>> BEGIN Rows
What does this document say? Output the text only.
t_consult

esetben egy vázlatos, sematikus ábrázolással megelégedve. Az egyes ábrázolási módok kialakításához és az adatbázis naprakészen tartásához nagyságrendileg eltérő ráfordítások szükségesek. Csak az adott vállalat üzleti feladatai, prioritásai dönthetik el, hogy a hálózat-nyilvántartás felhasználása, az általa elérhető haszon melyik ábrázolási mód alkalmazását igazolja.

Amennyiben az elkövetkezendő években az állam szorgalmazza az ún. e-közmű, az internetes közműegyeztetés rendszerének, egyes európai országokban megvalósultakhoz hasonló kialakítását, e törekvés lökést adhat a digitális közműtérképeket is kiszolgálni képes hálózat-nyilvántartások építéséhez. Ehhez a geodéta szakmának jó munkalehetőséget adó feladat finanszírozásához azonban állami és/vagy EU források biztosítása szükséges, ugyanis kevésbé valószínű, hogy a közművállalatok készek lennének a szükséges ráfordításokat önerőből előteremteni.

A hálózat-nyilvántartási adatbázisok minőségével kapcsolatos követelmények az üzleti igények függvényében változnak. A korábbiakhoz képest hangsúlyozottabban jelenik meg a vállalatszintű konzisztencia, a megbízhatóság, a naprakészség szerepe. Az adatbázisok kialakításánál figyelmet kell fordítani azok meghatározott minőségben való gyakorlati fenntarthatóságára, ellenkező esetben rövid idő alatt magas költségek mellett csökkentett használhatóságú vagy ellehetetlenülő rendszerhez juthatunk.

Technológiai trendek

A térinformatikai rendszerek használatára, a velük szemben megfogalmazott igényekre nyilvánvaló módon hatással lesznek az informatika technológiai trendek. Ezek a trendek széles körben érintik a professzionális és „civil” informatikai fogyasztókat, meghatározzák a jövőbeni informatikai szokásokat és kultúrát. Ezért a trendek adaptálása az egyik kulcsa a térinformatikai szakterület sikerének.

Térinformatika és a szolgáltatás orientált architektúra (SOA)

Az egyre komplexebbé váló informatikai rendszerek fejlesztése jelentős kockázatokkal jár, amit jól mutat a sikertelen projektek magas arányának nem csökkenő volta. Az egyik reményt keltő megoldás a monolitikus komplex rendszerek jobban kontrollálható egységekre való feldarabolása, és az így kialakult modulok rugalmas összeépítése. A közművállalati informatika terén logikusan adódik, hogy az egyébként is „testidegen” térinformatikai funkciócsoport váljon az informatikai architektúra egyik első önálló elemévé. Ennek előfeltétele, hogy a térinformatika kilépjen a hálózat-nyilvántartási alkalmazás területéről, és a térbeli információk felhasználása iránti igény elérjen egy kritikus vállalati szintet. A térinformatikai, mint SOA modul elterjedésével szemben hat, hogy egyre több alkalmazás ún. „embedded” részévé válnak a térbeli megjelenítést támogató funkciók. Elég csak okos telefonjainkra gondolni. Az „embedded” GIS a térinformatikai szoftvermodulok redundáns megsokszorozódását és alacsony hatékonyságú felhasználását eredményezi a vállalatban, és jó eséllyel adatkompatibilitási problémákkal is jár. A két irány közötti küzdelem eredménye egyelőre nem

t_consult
>> END Rows
Recopy the whole listing exactly.

Expected output>
What does this document say? Output the text only.
t_consult

esetben egy vázlatos, sematikus ábrázolással megelégedve. Az egyes ábrázolási módok kialakításához és az adatbázis naprakészen tartásához nagyságrendileg eltérő ráfordítások szükségesek. Csak az adott vállalat üzleti feladatai, prioritásai dönthetik el, hogy a hálózat-nyilvántartás felhasználása, az általa elérhető haszon melyik ábrázolási mód alkalmazását igazolja.

Amennyiben az elkövetkezendő években az állam szorgalmazza az ún. e-közmű, az internetes közműegyeztetés rendszerének, egyes európai országokban megvalósultakhoz hasonló kialakítását, e törekvés lökést adhat a digitális közműtérképeket is kiszolgálni képes hálózat-nyilvántartások építéséhez. Ehhez a geodéta szakmának jó munkalehetőséget adó feladat finanszírozásához azonban állami és/vagy EU források biztosítása szükséges, ugyanis kevésbé valószínű, hogy a közművállalatok készek lennének a szükséges ráfordításokat önerőből előteremteni.

A hálózat-nyilvántartási adatbázisok minőségével kapcsolatos követelmények az üzleti igények függvényében változnak. A korábbiakhoz képest hangsúlyozottabban jelenik meg a vállalatszintű konzisztencia, a megbízhatóság, a naprakészség szerepe. Az adatbázisok kialakításánál figyelmet kell fordítani azok meghatározott minőségben való gyakorlati fenntarthatóságára, ellenkező esetben rövid idő alatt magas költségek mellett csökkentett használhatóságú vagy ellehetetlenülő rendszerhez juthatunk.

Technológiai trendek

A térinformatikai rendszerek használatára, a velük szemben megfogalmazott igényekre nyilvánvaló módon hatással lesznek az informatika technológiai trendek. Ezek a trendek széles körben érintik a professzionális és „civil” informatikai fogyasztókat, meghatározzák a jövőbeni informatikai szokásokat és kultúrát. Ezért a trendek adaptálása az egyik kulcsa a térinformatikai szakterület sikerének.

Térinformatika és a szolgáltatás orientált architektúra (SOA)

Az egyre komplexebbé váló informatikai rendszerek fejlesztése jelentős kockázatokkal jár, amit jól mutat a sikertelen projektek magas arányának nem csökkenő volta. Az egyik reményt keltő megoldás a monolitikus komplex rendszerek jobban kontrollálható egységekre való feldarabolása, és az így kialakult modulok rugalmas összeépítése. A közművállalati informatika terén logikusan adódik, hogy az egyébként is „testidegen” térinformatikai funkciócsoport váljon az informatikai architektúra egyik első önálló elemévé. Ennek előfeltétele, hogy a térinformatika kilépjen a hálózat-nyilvántartási alkalmazás területéről, és a térbeli információk felhasználása iránti igény elérjen egy kritikus vállalati szintet. A térinformatikai, mint SOA modul elterjedésével szemben hat, hogy egyre több alkalmazás ún. „embedded” részévé válnak a térbeli megjelenítést támogató funkciók. Elég csak okos telefonjainkra gondolni. Az „embedded” GIS a térinformatikai szoftvermodulok redundáns megsokszorozódását és alacsony hatékonyságú felhasználását eredményezi a vállalatban, és jó eséllyel adatkompatibilitási problémákkal is jár. A két irány közötti küzdelem eredménye egyelőre nem

t_consult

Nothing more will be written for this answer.